** begin **
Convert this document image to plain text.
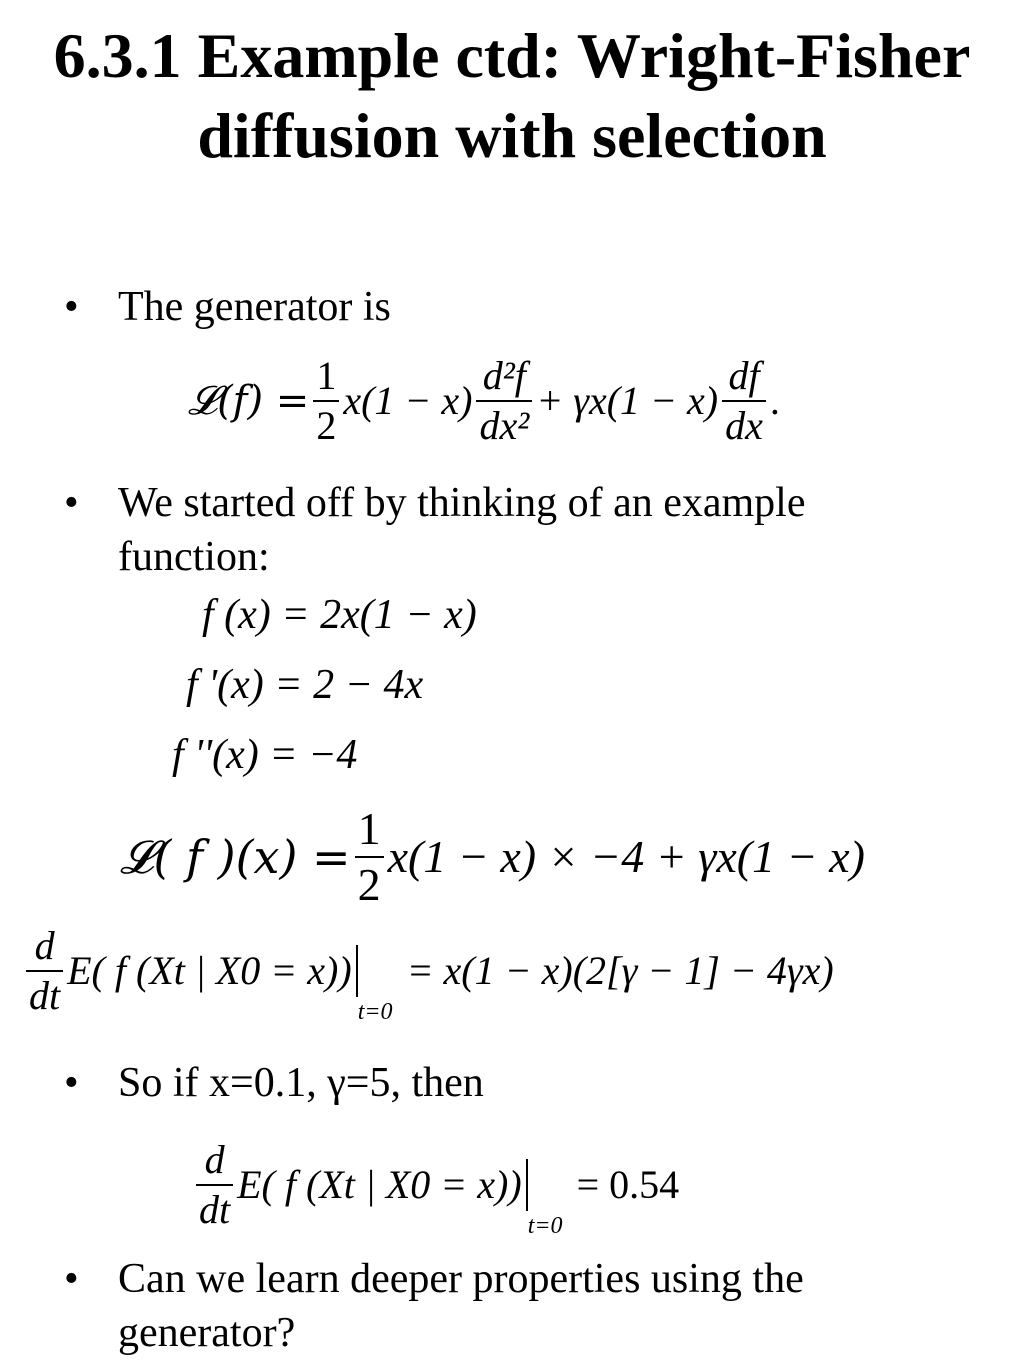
6.3.1 Example ctd: Wright-Fisher
diffusion with selection
• The generator is
𝓛(f) = $\frac{1}{2} x(1 - x) \frac{\text{d²f}}{\text{dx²}} + \gamma x(1 - x) \frac{df}{dx}$ .
• We started off by thinking of an example function:
f (x) = 2x(1 − x)
f '(x) = 2 − 4x
f ''(x) = −4
𝓛( f )$(x) = \frac{1}{2} x(1 - x) \times -4 + \gamma x(1 - x)$
$\frac{d}{dt} E$( f (Xt | X0 = x))
t=0
= x(1 − x)(2[γ − 1] − 4γx)
• So if x=0.1, γ=5, then
$\frac{d}{dt} E$( f (Xt | X0 = x))
t=0
= 0.54
• Can we learn deeper properties using the generator?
** end **
GIVEN EXERCISE »
Without the pictures, write out all of the material exactly.

IN RESPONSE »
Convert this document image to plain text.
6.3.1 Example ctd: Wright-Fisher
diffusion with selection
• The generator is
𝓛(f) = $\frac{1}{2} x(1 - x) \frac{\text{d²f}}{\text{dx²}} + \gamma x(1 - x) \frac{df}{dx}$ .
• We started off by thinking of an example function:
f (x) = 2x(1 − x)
f '(x) = 2 − 4x
f ''(x) = −4
𝓛( f )$(x) = \frac{1}{2} x(1 - x) \times -4 + \gamma x(1 - x)$
$\frac{d}{dt} E$( f (Xt | X0 = x))
t=0
= x(1 − x)(2[γ − 1] − 4γx)
• So if x=0.1, γ=5, then
$\frac{d}{dt} E$( f (Xt | X0 = x))
t=0
= 0.54
• Can we learn deeper properties using the generator?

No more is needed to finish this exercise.